----- RECORDS FOR THIS EXERCISE -----

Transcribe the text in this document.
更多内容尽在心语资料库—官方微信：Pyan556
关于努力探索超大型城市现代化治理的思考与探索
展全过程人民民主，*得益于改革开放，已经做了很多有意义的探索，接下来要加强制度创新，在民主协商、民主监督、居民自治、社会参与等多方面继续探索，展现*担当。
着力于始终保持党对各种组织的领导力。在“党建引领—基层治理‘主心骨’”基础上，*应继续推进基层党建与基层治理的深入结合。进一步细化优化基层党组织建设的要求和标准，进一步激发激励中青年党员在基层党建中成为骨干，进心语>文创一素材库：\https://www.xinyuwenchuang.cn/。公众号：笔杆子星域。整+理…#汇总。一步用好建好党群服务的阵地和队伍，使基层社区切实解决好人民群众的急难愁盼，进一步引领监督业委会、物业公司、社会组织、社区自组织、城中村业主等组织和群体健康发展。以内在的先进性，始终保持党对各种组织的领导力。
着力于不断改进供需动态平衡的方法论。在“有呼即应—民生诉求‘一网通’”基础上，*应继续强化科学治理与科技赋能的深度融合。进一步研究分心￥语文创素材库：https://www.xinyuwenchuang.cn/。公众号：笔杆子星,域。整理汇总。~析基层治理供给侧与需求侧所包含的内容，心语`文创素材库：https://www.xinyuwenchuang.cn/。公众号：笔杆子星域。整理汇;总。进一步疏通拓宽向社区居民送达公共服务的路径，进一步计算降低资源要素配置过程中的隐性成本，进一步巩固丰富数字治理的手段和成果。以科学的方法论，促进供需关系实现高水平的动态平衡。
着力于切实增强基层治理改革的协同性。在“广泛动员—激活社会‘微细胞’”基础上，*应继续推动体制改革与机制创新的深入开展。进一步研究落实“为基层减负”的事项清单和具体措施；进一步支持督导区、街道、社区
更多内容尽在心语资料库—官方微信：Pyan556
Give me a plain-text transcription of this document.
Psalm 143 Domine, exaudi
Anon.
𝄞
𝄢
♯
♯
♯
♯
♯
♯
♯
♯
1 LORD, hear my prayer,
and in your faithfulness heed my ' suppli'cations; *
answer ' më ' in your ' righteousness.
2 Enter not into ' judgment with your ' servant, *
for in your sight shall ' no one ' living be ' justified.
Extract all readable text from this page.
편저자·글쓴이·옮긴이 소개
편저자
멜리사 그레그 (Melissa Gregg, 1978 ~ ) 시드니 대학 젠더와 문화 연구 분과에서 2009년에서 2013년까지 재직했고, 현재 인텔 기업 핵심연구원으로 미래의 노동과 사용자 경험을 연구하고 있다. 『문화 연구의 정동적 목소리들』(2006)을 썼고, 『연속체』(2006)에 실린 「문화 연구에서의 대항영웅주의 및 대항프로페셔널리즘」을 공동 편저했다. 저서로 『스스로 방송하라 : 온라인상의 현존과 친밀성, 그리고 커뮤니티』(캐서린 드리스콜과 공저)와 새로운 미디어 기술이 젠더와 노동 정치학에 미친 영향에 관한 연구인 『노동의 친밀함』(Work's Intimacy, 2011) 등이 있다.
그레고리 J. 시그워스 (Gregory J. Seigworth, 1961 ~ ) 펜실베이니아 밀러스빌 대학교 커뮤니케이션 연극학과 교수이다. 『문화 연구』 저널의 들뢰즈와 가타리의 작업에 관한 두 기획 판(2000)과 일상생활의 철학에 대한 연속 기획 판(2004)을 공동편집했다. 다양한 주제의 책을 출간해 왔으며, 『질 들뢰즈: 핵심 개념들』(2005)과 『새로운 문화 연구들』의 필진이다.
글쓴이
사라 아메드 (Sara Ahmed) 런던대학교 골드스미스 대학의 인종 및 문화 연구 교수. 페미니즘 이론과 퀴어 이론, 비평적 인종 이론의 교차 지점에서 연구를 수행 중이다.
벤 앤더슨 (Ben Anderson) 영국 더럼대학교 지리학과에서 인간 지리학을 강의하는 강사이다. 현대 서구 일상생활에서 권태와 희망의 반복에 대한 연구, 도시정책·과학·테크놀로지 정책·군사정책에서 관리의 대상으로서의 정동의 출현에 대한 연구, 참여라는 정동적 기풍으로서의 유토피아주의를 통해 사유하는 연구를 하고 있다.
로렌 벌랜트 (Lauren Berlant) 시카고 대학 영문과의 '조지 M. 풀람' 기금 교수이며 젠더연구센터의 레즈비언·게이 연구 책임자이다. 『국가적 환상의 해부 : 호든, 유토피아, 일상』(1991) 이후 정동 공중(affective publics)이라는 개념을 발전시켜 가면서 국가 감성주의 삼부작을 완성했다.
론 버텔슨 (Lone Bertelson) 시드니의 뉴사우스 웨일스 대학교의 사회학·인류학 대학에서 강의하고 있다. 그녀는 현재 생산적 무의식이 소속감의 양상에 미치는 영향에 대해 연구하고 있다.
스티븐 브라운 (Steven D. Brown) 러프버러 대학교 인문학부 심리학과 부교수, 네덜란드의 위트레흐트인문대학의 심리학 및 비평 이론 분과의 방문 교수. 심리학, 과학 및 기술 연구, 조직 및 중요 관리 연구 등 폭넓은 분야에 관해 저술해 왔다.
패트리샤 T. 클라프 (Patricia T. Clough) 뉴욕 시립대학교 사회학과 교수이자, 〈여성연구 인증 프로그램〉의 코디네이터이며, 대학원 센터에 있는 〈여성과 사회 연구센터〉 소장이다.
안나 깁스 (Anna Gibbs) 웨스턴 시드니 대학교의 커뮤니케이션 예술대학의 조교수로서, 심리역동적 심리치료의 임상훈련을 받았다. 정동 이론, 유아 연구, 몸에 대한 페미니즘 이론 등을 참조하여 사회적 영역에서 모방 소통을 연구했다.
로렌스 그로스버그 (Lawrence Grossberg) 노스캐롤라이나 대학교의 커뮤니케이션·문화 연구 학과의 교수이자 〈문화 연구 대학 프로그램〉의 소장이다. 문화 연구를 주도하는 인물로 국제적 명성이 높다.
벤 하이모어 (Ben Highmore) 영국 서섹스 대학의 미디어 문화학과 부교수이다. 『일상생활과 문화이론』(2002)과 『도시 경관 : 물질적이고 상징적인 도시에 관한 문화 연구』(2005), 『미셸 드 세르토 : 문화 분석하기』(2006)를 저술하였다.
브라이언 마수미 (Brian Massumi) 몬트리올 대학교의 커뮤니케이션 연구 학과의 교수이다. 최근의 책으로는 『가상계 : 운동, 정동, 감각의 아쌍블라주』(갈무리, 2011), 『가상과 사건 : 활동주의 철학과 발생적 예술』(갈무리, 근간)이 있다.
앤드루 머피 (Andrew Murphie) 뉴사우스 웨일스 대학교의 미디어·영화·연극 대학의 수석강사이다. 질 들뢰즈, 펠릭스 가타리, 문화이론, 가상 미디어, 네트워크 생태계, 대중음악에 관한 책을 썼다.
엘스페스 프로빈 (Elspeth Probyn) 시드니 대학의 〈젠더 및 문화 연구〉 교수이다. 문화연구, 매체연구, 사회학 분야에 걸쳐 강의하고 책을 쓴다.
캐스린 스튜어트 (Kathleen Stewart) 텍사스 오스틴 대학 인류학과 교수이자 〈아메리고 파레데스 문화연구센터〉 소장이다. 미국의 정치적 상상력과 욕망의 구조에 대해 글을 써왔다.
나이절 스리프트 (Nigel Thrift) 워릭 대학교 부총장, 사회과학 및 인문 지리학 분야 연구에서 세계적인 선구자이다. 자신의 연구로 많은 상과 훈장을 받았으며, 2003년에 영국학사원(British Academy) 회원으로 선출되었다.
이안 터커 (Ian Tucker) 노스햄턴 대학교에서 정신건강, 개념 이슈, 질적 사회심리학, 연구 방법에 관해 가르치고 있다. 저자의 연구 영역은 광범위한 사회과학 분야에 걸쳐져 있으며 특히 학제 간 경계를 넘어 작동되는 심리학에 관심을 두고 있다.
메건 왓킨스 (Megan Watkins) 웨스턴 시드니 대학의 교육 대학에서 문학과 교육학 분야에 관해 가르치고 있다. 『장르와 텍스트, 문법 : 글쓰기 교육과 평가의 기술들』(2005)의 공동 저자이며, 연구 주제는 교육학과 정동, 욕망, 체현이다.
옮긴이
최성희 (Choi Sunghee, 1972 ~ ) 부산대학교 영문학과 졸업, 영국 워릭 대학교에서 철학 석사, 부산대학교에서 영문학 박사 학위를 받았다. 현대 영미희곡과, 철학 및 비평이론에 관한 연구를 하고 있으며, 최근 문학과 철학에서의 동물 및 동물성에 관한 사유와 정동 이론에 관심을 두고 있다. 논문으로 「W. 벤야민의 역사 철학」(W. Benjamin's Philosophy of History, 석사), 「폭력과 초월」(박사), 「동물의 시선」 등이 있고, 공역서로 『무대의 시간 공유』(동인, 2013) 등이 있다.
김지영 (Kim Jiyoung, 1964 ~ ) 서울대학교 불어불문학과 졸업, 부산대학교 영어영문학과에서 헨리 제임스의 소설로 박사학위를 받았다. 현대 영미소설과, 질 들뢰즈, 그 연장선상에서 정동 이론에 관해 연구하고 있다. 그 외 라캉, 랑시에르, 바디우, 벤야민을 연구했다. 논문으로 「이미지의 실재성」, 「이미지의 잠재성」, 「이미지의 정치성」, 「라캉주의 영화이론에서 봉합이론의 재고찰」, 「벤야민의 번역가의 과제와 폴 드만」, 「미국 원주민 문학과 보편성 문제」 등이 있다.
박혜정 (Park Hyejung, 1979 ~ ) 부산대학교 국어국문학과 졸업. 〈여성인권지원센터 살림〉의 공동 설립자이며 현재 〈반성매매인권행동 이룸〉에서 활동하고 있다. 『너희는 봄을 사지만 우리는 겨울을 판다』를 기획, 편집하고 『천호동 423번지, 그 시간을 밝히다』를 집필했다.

-----

◆ **WHAT YOU NEED TO DO**:
Where a line above includes "your", copy that line.

◆ **FINAL ANSWER**:
and in your faithfulness heed my ' suppli'cations; *
answer ' më ' in your ' righteousness.
2 Enter not into ' judgment with your ' servant, *
for in your sight shall ' no one ' living be ' justified.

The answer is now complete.